» **MATERIAL**
(begin)

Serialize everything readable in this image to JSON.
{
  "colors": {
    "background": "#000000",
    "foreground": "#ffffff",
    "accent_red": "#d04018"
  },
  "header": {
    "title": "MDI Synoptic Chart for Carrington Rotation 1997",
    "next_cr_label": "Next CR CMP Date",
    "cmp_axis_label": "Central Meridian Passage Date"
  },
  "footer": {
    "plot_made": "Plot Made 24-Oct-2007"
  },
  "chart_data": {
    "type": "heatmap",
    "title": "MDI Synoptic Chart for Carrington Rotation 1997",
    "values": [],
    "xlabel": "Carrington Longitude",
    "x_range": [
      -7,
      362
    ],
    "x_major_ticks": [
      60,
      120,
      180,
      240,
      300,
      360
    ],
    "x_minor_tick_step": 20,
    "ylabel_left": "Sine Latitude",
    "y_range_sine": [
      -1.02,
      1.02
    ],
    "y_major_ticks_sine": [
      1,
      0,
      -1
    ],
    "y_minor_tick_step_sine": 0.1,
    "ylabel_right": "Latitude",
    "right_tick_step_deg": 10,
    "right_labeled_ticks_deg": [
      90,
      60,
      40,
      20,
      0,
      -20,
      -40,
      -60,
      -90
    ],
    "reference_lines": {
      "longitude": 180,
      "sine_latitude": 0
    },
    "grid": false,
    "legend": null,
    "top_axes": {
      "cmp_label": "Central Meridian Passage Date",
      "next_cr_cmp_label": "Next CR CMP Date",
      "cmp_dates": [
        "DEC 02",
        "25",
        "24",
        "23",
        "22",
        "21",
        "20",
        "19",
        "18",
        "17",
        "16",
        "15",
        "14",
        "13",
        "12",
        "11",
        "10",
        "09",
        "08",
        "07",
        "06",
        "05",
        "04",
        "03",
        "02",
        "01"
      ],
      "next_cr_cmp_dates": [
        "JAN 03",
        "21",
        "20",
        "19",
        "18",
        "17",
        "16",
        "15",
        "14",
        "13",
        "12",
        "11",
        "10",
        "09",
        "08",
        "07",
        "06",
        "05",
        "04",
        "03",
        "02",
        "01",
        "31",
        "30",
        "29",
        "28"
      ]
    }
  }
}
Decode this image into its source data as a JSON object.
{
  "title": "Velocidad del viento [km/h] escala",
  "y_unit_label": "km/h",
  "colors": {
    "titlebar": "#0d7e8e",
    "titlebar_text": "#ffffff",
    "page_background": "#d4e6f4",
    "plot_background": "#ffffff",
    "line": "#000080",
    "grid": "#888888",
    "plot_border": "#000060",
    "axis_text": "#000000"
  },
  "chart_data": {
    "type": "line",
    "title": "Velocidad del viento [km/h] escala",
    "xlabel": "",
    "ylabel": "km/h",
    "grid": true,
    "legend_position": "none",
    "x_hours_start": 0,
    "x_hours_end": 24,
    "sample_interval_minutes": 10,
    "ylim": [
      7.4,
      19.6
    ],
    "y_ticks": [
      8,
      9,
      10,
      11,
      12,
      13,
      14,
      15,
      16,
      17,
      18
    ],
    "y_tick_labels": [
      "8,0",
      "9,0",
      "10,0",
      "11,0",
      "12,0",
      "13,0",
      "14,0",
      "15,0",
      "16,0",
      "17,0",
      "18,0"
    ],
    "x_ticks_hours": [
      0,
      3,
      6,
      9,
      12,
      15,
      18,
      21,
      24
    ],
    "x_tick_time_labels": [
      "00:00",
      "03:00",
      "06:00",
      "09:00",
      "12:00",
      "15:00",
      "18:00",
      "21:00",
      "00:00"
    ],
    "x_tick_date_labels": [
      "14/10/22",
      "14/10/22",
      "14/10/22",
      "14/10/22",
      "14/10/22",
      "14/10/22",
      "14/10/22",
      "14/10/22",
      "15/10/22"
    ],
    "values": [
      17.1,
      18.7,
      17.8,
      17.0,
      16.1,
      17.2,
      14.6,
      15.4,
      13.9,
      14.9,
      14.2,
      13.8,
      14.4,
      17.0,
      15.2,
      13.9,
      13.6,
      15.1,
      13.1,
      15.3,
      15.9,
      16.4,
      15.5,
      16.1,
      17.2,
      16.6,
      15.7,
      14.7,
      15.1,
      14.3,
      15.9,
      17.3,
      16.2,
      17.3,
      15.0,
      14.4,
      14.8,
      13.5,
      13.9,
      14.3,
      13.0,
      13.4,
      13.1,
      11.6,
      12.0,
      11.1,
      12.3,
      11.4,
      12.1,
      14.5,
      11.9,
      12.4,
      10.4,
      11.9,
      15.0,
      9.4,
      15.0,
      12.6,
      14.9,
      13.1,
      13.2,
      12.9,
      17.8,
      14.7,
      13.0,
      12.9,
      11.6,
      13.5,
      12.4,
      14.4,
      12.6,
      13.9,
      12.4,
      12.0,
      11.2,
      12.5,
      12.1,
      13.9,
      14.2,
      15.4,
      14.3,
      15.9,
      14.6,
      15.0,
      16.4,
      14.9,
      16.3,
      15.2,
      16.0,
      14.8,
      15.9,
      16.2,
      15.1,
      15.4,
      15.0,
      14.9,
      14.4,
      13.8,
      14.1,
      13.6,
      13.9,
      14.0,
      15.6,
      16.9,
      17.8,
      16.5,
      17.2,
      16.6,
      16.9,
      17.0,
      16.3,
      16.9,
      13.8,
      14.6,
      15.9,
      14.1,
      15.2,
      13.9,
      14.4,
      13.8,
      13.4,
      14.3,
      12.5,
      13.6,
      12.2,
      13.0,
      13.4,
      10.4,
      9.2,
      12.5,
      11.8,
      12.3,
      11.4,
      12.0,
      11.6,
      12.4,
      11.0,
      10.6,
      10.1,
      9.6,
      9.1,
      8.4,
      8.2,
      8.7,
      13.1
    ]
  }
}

(end)

» **INSTRUCTIONS TO FOLLOW**
The whole listing above needs to be written out again exactly.

» **RESULT OF THIS TASK**
Serialize everything readable in this image to JSON.
{
  "colors": {
    "background": "#000000",
    "foreground": "#ffffff",
    "accent_red": "#d04018"
  },
  "header": {
    "title": "MDI Synoptic Chart for Carrington Rotation 1997",
    "next_cr_label": "Next CR CMP Date",
    "cmp_axis_label": "Central Meridian Passage Date"
  },
  "footer": {
    "plot_made": "Plot Made 24-Oct-2007"
  },
  "chart_data": {
    "type": "heatmap",
    "title": "MDI Synoptic Chart for Carrington Rotation 1997",
    "values": [],
    "xlabel": "Carrington Longitude",
    "x_range": [
      -7,
      362
    ],
    "x_major_ticks": [
      60,
      120,
      180,
      240,
      300,
      360
    ],
    "x_minor_tick_step": 20,
    "ylabel_left": "Sine Latitude",
    "y_range_sine": [
      -1.02,
      1.02
    ],
    "y_major_ticks_sine": [
      1,
      0,
      -1
    ],
    "y_minor_tick_step_sine": 0.1,
    "ylabel_right": "Latitude",
    "right_tick_step_deg": 10,
    "right_labeled_ticks_deg": [
      90,
      60,
      40,
      20,
      0,
      -20,
      -40,
      -60,
      -90
    ],
    "reference_lines": {
      "longitude": 180,
      "sine_latitude": 0
    },
    "grid": false,
    "legend": null,
    "top_axes": {
      "cmp_label": "Central Meridian Passage Date",
      "next_cr_cmp_label": "Next CR CMP Date",
      "cmp_dates": [
        "DEC 02",
        "25",
        "24",
        "23",
        "22",
        "21",
        "20",
        "19",
        "18",
        "17",
        "16",
        "15",
        "14",
        "13",
        "12",
        "11",
        "10",
        "09",
        "08",
        "07",
        "06",
        "05",
        "04",
        "03",
        "02",
        "01"
      ],
      "next_cr_cmp_dates": [
        "JAN 03",
        "21",
        "20",
        "19",
        "18",
        "17",
        "16",
        "15",
        "14",
        "13",
        "12",
        "11",
        "10",
        "09",
        "08",
        "07",
        "06",
        "05",
        "04",
        "03",
        "02",
        "01",
        "31",
        "30",
        "29",
        "28"
      ]
    }
  }
}
Decode this image into its source data as a JSON object.
{
  "title": "Velocidad del viento [km/h] escala",
  "y_unit_label": "km/h",
  "colors": {
    "titlebar": "#0d7e8e",
    "titlebar_text": "#ffffff",
    "page_background": "#d4e6f4",
    "plot_background": "#ffffff",
    "line": "#000080",
    "grid": "#888888",
    "plot_border": "#000060",
    "axis_text": "#000000"
  },
  "chart_data": {
    "type": "line",
    "title": "Velocidad del viento [km/h] escala",
    "xlabel": "",
    "ylabel": "km/h",
    "grid": true,
    "legend_position": "none",
    "x_hours_start": 0,
    "x_hours_end": 24,
    "sample_interval_minutes": 10,
    "ylim": [
      7.4,
      19.6
    ],
    "y_ticks": [
      8,
      9,
      10,
      11,
      12,
      13,
      14,
      15,
      16,
      17,
      18
    ],
    "y_tick_labels": [
      "8,0",
      "9,0",
      "10,0",
      "11,0",
      "12,0",
      "13,0",
      "14,0",
      "15,0",
      "16,0",
      "17,0",
      "18,0"
    ],
    "x_ticks_hours": [
      0,
      3,
      6,
      9,
      12,
      15,
      18,
      21,
      24
    ],
    "x_tick_time_labels": [
      "00:00",
      "03:00",
      "06:00",
      "09:00",
      "12:00",
      "15:00",
      "18:00",
      "21:00",
      "00:00"
    ],
    "x_tick_date_labels": [
      "14/10/22",
      "14/10/22",
      "14/10/22",
      "14/10/22",
      "14/10/22",
      "14/10/22",
      "14/10/22",
      "14/10/22",
      "15/10/22"
    ],
    "values": [
      17.1,
      18.7,
      17.8,
      17.0,
      16.1,
      17.2,
      14.6,
      15.4,
      13.9,
      14.9,
      14.2,
      13.8,
      14.4,
      17.0,
      15.2,
      13.9,
      13.6,
      15.1,
      13.1,
      15.3,
      15.9,
      16.4,
      15.5,
      16.1,
      17.2,
      16.6,
      15.7,
      14.7,
      15.1,
      14.3,
      15.9,
      17.3,
      16.2,
      17.3,
      15.0,
      14.4,
      14.8,
      13.5,
      13.9,
      14.3,
      13.0,
      13.4,
      13.1,
      11.6,
      12.0,
      11.1,
      12.3,
      11.4,
      12.1,
      14.5,
      11.9,
      12.4,
      10.4,
      11.9,
      15.0,
      9.4,
      15.0,
      12.6,
      14.9,
      13.1,
      13.2,
      12.9,
      17.8,
      14.7,
      13.0,
      12.9,
      11.6,
      13.5,
      12.4,
      14.4,
      12.6,
      13.9,
      12.4,
      12.0,
      11.2,
      12.5,
      12.1,
      13.9,
      14.2,
      15.4,
      14.3,
      15.9,
      14.6,
      15.0,
      16.4,
      14.9,
      16.3,
      15.2,
      16.0,
      14.8,
      15.9,
      16.2,
      15.1,
      15.4,
      15.0,
      14.9,
      14.4,
      13.8,
      14.1,
      13.6,
      13.9,
      14.0,
      15.6,
      16.9,
      17.8,
      16.5,
      17.2,
      16.6,
      16.9,
      17.0,
      16.3,
      16.9,
      13.8,
      14.6,
      15.9,
      14.1,
      15.2,
      13.9,
      14.4,
      13.8,
      13.4,
      14.3,
      12.5,
      13.6,
      12.2,
      13.0,
      13.4,
      10.4,
      9.2,
      12.5,
      11.8,
      12.3,
      11.4,
      12.0,
      11.6,
      12.4,
      11.0,
      10.6,
      10.1,
      9.6,
      9.1,
      8.4,
      8.2,
      8.7,
      13.1
    ]
  }
}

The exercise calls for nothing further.